BEGIN Input for this task
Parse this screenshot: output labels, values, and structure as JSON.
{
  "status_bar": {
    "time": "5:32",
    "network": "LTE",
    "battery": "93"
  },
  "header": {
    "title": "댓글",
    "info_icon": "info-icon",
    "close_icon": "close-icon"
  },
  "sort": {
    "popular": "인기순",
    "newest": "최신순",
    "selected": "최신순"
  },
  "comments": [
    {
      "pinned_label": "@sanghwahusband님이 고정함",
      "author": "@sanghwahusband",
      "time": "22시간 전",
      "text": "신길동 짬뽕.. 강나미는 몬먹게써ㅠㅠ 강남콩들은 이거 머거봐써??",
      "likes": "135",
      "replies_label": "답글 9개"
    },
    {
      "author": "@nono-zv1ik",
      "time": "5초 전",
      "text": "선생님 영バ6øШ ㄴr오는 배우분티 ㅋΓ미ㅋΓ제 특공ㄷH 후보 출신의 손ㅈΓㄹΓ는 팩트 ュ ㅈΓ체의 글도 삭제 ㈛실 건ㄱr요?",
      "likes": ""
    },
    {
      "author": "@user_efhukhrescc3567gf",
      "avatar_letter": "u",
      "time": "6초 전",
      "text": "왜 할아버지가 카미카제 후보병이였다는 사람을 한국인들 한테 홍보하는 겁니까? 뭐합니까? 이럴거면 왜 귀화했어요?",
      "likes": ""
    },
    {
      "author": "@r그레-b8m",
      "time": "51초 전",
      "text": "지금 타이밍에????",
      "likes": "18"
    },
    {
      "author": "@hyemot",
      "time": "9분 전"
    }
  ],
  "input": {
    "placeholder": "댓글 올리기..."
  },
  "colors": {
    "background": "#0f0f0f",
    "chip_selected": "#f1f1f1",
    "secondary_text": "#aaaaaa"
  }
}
END Input for this task
What needs to be done
Please quote the data above in full, with no line missing.

Reply
Parse this screenshot: output labels, values, and structure as JSON.
{
  "status_bar": {
    "time": "5:32",
    "network": "LTE",
    "battery": "93"
  },
  "header": {
    "title": "댓글",
    "info_icon": "info-icon",
    "close_icon": "close-icon"
  },
  "sort": {
    "popular": "인기순",
    "newest": "최신순",
    "selected": "최신순"
  },
  "comments": [
    {
      "pinned_label": "@sanghwahusband님이 고정함",
      "author": "@sanghwahusband",
      "time": "22시간 전",
      "text": "신길동 짬뽕.. 강나미는 몬먹게써ㅠㅠ 강남콩들은 이거 머거봐써??",
      "likes": "135",
      "replies_label": "답글 9개"
    },
    {
      "author": "@nono-zv1ik",
      "time": "5초 전",
      "text": "선생님 영バ6øШ ㄴr오는 배우분티 ㅋΓ미ㅋΓ제 특공ㄷH 후보 출신의 손ㅈΓㄹΓ는 팩트 ュ ㅈΓ체의 글도 삭제 ㈛실 건ㄱr요?",
      "likes": ""
    },
    {
      "author": "@user_efhukhrescc3567gf",
      "avatar_letter": "u",
      "time": "6초 전",
      "text": "왜 할아버지가 카미카제 후보병이였다는 사람을 한국인들 한테 홍보하는 겁니까? 뭐합니까? 이럴거면 왜 귀화했어요?",
      "likes": ""
    },
    {
      "author": "@r그레-b8m",
      "time": "51초 전",
      "text": "지금 타이밍에????",
      "likes": "18"
    },
    {
      "author": "@hyemot",
      "time": "9분 전"
    }
  ],
  "input": {
    "placeholder": "댓글 올리기..."
  },
  "colors": {
    "background": "#0f0f0f",
    "chip_selected": "#f1f1f1",
    "secondary_text": "#aaaaaa"
  }
}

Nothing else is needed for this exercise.